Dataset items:
● ● ● ●
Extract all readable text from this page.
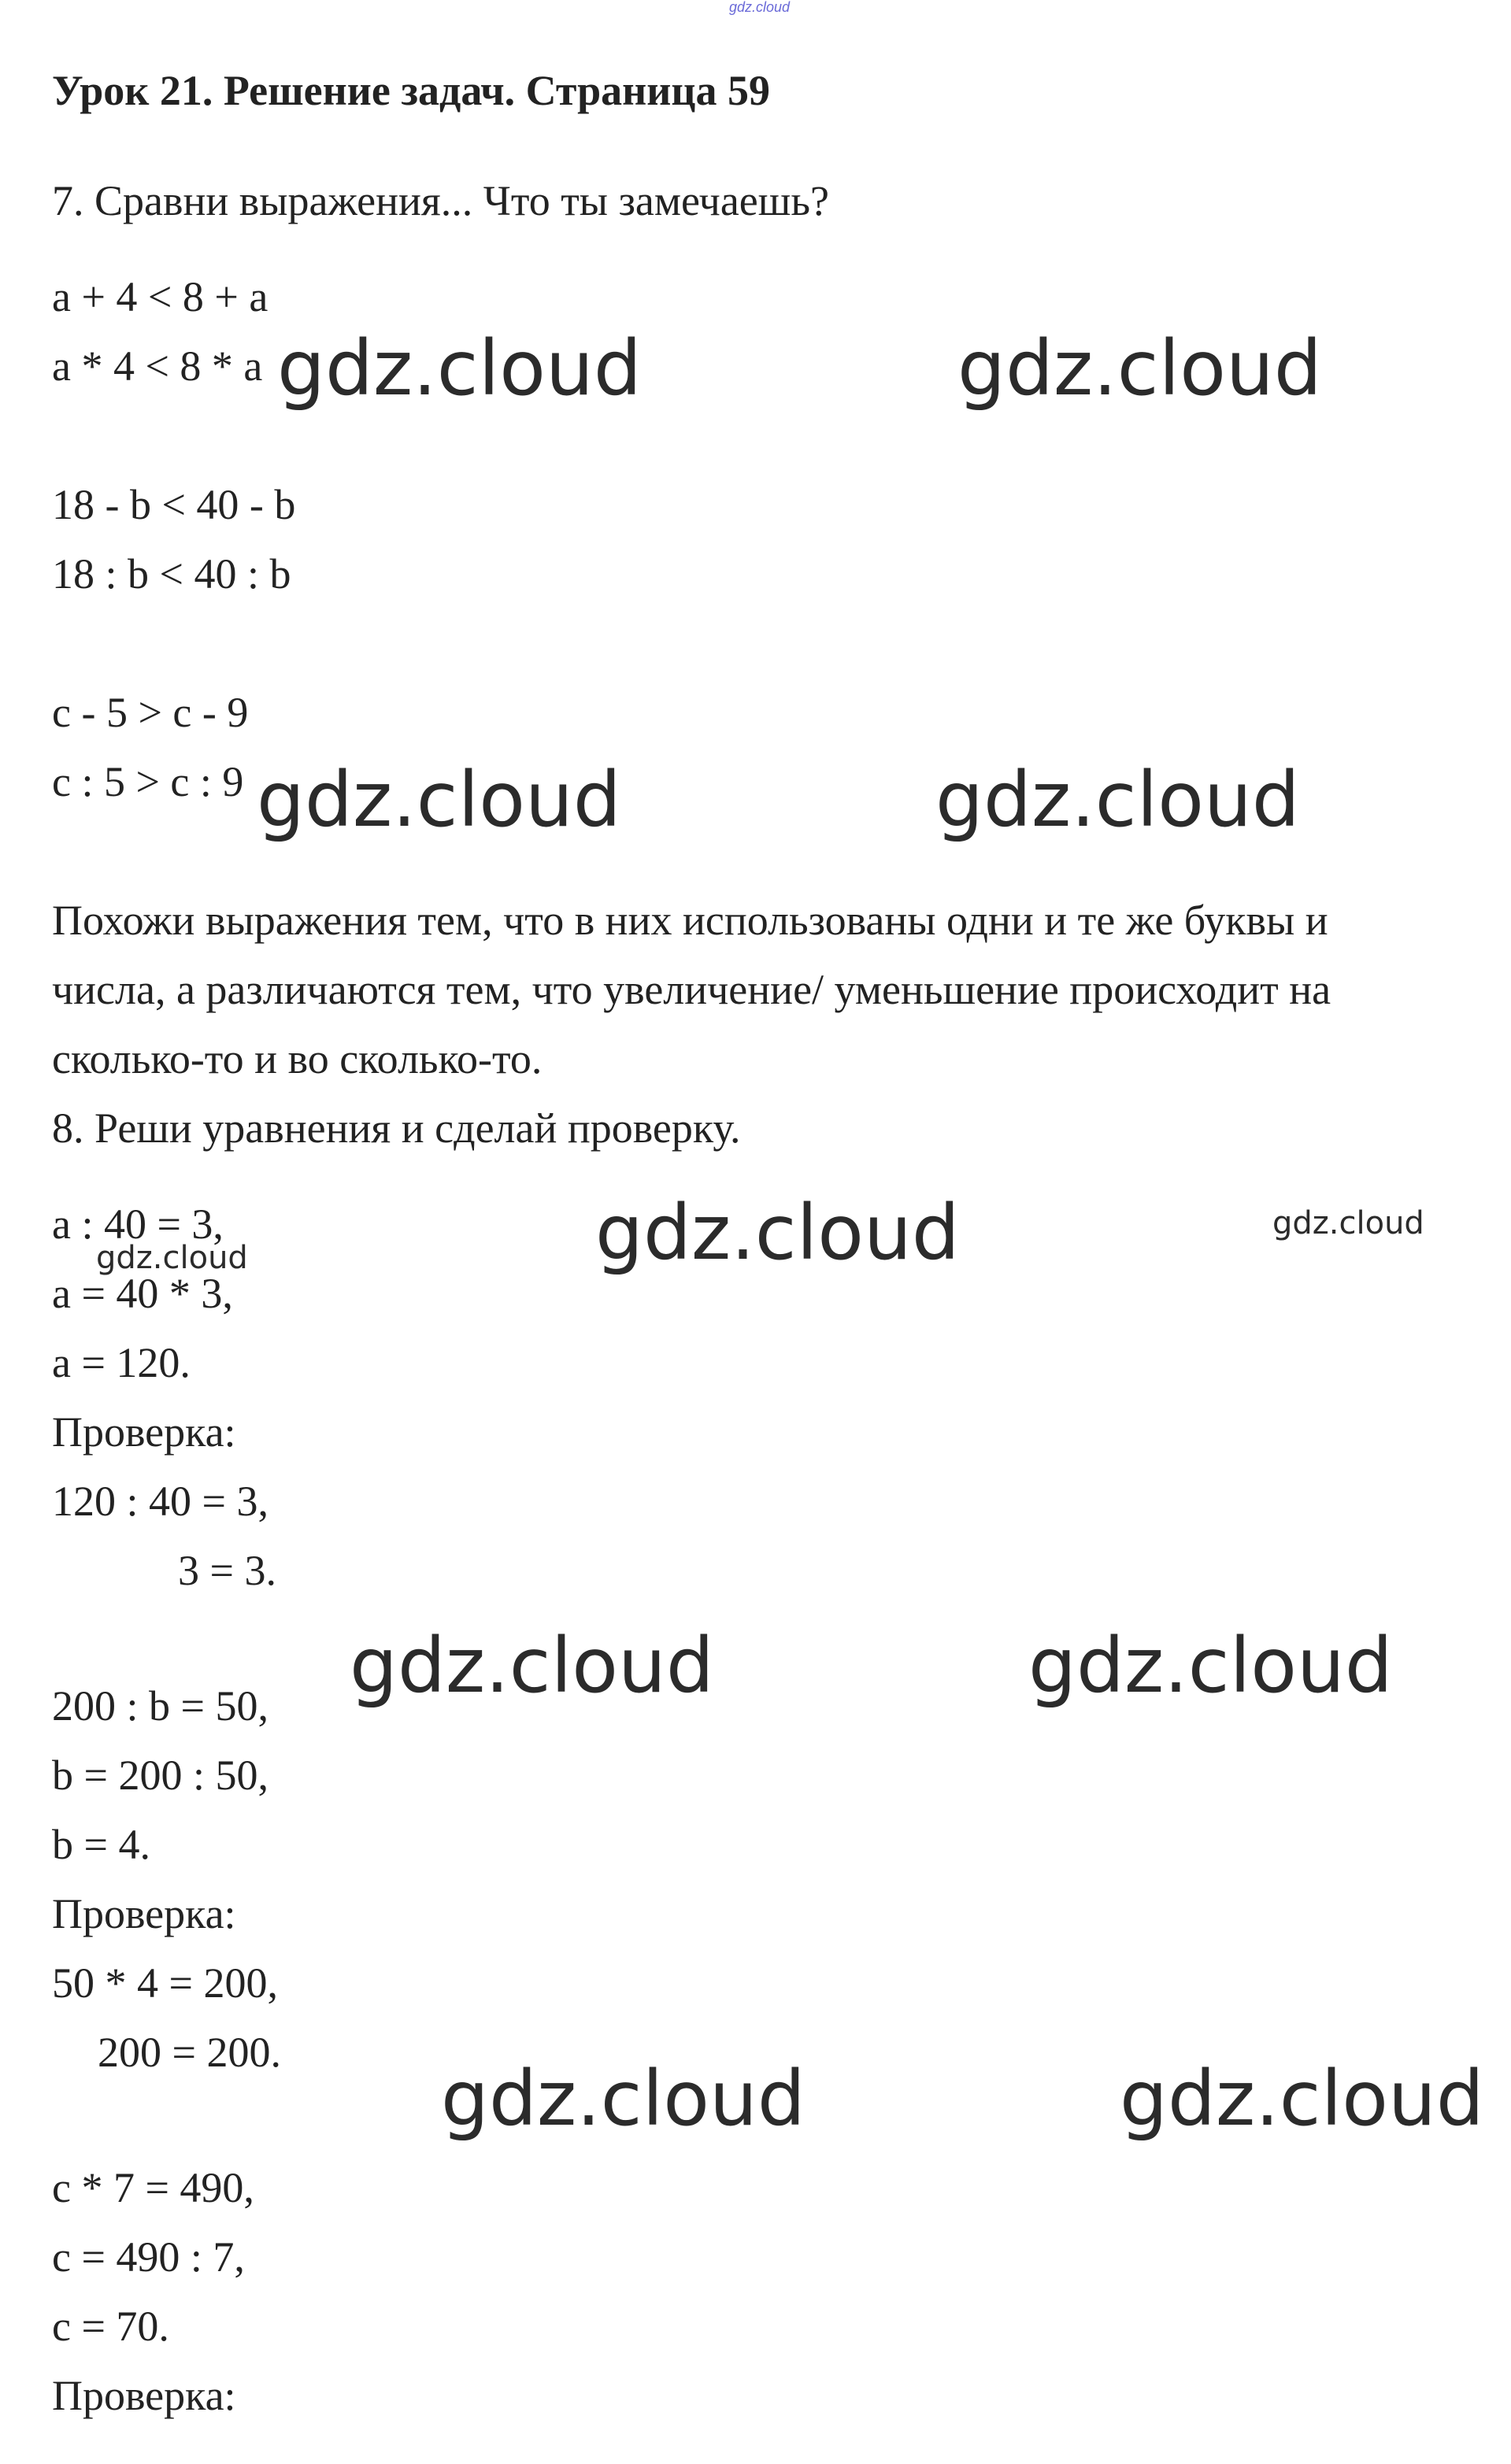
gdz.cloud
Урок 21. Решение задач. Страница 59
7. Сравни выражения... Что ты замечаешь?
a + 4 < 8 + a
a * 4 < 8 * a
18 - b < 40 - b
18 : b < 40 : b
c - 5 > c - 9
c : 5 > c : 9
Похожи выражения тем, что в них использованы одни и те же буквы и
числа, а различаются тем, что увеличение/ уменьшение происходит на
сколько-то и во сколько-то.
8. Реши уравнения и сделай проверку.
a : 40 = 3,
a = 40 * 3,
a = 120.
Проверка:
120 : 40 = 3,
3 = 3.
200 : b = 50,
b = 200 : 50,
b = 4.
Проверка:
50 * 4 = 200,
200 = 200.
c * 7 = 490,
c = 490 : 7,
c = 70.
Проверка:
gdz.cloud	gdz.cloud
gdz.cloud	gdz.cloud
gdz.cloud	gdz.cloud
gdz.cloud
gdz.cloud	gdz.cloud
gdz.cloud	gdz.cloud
● ● ● ●
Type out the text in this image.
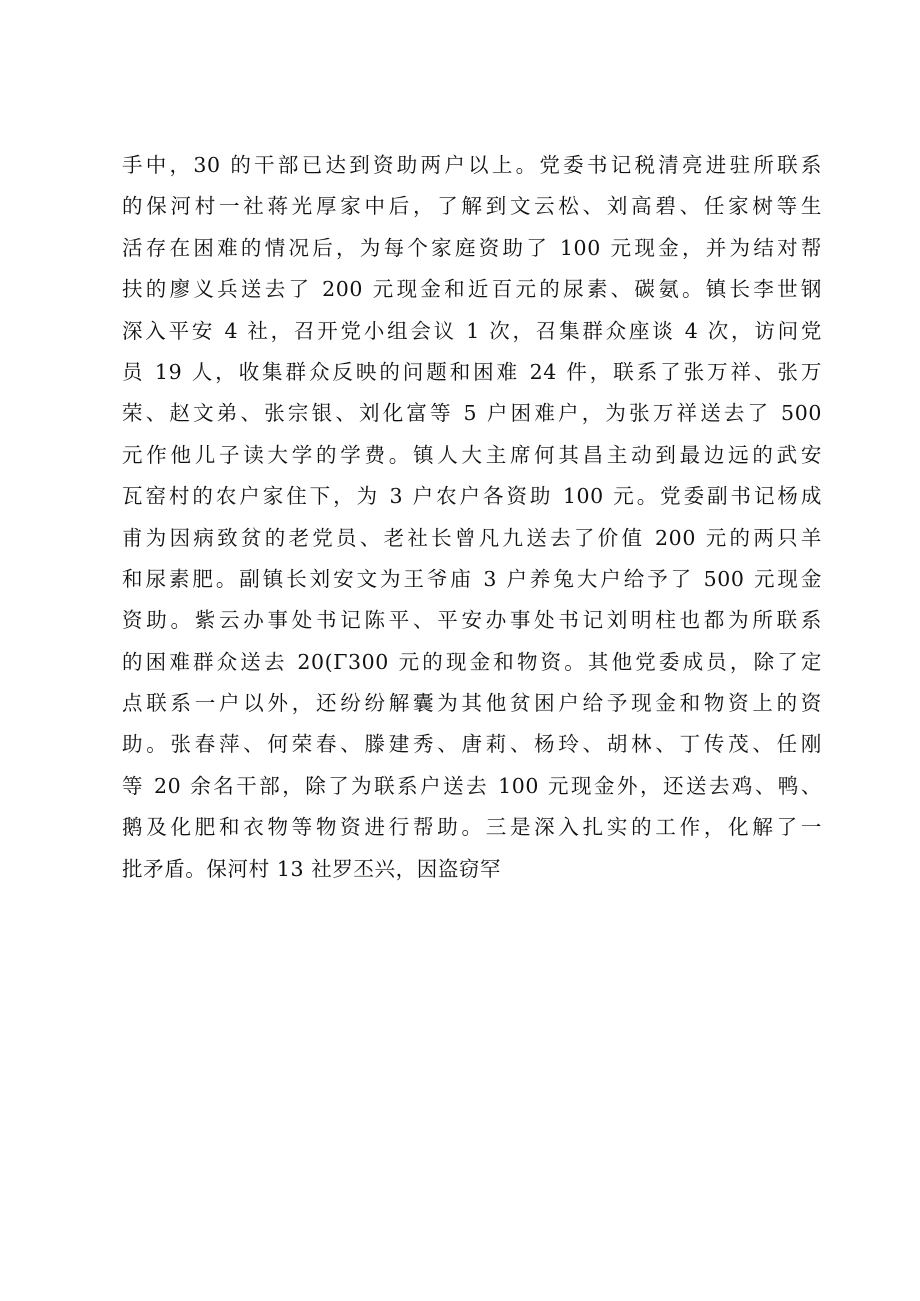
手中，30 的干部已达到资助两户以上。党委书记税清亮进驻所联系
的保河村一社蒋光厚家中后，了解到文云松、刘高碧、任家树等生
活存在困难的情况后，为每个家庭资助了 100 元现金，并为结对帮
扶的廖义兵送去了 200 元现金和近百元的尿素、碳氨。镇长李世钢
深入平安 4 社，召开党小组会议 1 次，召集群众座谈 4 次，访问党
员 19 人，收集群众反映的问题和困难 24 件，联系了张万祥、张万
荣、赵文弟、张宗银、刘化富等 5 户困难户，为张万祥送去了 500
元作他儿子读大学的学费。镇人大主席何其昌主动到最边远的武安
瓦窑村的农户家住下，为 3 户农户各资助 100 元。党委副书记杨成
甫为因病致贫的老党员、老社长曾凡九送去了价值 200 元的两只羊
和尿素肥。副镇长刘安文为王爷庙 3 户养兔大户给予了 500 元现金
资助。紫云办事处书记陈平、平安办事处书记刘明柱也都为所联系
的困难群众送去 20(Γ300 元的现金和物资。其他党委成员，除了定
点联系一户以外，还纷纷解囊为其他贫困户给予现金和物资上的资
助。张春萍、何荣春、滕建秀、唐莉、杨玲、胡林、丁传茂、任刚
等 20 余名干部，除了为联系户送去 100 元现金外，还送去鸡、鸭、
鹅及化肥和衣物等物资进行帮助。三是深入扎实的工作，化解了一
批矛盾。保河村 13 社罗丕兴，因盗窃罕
● ● ● ●
Instruction: Look over the listing above. Pick out and copy every line that includes "text".

Written answer:
Extract all readable text from this page.
Type out the text in this image.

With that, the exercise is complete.